==== RECORDS PROVIDED ====

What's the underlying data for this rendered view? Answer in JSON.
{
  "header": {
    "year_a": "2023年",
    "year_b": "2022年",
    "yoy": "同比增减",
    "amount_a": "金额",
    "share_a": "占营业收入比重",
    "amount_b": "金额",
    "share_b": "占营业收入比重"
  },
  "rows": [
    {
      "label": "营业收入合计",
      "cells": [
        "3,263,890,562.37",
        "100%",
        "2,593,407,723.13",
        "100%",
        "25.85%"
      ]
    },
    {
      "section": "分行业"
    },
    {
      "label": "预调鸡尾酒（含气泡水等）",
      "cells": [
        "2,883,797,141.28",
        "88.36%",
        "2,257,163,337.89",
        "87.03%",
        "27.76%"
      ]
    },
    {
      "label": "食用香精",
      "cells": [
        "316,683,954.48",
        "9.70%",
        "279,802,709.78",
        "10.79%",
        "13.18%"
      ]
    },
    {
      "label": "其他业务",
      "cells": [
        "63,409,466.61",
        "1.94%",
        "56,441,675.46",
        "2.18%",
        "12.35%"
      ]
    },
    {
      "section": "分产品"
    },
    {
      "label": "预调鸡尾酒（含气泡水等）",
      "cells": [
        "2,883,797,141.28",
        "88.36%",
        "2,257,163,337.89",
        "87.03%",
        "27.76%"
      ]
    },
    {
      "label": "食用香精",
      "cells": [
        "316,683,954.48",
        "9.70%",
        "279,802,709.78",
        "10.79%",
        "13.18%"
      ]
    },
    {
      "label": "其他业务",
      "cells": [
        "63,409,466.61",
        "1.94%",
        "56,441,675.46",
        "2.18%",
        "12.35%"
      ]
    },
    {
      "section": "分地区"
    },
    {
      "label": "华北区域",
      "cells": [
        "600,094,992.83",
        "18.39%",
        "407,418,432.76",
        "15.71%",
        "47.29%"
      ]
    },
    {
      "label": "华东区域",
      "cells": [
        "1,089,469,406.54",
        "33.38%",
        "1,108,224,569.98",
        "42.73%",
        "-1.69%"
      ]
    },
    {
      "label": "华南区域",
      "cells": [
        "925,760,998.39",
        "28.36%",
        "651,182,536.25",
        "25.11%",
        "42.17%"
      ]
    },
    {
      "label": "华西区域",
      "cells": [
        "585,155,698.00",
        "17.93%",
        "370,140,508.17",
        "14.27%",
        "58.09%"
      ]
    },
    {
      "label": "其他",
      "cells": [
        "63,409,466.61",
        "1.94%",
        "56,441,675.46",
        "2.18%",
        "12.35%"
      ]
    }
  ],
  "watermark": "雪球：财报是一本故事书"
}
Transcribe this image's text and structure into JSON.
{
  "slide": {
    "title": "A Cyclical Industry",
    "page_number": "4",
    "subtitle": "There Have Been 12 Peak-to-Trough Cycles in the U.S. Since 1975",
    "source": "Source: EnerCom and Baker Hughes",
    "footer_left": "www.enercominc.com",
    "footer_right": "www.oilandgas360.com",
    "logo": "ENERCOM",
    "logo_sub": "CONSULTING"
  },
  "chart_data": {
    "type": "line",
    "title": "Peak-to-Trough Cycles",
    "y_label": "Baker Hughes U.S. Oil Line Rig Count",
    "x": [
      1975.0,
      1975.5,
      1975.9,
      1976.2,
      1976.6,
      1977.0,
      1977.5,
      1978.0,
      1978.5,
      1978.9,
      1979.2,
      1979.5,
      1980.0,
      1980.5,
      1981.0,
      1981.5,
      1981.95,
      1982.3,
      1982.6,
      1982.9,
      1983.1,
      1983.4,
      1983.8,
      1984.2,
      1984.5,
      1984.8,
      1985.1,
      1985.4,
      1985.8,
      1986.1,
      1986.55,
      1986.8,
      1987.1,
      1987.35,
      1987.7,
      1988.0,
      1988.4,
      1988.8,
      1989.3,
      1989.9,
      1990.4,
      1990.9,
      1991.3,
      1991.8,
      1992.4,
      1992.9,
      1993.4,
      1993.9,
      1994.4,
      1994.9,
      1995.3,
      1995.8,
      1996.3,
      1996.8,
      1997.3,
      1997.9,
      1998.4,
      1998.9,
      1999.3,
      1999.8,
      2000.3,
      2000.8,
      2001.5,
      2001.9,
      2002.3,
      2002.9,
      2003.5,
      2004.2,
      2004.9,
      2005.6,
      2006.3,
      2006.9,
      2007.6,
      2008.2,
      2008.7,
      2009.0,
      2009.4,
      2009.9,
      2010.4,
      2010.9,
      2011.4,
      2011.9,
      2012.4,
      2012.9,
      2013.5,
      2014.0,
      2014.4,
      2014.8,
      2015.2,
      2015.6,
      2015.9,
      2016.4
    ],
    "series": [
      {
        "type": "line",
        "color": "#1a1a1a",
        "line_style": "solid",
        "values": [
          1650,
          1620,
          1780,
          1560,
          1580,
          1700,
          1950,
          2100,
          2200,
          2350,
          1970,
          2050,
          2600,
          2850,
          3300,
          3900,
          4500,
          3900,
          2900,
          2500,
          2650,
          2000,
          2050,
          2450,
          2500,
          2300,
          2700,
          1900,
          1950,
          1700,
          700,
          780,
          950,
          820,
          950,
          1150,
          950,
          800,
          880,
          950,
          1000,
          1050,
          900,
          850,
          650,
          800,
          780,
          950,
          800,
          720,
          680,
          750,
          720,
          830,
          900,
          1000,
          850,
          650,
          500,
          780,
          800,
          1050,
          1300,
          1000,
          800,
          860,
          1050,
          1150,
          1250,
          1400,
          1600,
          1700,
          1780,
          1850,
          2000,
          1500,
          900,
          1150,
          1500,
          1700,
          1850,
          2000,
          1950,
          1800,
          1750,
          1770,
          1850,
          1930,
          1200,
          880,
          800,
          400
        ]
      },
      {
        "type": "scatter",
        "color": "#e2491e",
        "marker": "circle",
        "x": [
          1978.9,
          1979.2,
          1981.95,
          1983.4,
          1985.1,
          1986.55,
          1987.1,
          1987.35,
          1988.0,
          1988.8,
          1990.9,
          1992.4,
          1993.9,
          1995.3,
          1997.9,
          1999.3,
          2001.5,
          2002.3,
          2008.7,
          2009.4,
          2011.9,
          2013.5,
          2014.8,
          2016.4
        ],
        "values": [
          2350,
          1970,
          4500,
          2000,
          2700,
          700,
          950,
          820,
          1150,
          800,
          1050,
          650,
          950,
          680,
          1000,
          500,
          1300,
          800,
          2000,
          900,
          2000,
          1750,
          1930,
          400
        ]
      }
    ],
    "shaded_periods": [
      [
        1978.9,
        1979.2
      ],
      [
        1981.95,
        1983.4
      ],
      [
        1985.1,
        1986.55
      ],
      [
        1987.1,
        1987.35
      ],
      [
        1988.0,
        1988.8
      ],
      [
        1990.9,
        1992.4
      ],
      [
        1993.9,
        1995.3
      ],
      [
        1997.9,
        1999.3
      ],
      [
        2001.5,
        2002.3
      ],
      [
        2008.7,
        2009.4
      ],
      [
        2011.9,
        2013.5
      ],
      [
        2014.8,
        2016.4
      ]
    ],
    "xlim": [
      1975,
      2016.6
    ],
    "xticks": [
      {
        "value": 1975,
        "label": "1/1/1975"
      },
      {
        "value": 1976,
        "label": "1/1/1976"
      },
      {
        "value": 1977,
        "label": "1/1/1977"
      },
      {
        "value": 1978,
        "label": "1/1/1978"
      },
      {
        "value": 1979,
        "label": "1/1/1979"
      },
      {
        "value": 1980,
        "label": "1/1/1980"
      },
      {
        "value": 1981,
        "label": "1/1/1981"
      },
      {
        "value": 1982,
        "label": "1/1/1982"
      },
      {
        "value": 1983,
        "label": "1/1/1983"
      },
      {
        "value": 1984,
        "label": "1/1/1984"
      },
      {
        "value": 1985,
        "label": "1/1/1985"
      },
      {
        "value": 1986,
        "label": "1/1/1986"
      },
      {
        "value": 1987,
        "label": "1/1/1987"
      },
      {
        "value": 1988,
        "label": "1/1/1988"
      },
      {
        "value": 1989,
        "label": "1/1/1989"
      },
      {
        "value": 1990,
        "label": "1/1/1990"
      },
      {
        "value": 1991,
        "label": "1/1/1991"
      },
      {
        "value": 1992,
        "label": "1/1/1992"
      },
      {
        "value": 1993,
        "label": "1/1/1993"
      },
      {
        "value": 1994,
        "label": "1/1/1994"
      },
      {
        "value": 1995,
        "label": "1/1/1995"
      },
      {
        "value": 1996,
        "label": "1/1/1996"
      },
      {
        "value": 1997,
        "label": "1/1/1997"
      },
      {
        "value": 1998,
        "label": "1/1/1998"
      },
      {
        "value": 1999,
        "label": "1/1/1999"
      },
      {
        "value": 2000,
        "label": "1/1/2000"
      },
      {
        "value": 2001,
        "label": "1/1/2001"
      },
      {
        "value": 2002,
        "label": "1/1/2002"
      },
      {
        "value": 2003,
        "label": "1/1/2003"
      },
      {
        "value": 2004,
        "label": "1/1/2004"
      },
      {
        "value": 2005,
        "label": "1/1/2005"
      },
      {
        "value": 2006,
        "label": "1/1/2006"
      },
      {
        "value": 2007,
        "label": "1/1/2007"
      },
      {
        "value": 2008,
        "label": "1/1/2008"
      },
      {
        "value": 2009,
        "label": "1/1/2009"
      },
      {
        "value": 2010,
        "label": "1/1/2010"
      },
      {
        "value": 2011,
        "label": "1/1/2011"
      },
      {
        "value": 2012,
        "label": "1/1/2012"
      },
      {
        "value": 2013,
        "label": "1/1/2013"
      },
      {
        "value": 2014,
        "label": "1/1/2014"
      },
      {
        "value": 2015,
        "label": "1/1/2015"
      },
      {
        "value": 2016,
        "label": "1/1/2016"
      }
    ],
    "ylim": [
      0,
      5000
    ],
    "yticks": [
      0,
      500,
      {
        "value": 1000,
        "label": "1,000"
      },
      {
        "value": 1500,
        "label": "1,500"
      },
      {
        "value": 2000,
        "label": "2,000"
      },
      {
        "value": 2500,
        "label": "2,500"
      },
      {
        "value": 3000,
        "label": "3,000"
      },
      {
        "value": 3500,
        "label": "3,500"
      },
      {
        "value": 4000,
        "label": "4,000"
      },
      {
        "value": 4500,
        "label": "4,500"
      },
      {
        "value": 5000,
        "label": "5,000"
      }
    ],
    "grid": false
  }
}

====

• **BRIEF**: Filter the entries above down to the lines containing the word "Trough".

• **RESULT OF THE TASK**:
    "subtitle": "There Have Been 12 Peak-to-Trough Cycles in the U.S. Since 1975",
    "title": "Peak-to-Trough Cycles",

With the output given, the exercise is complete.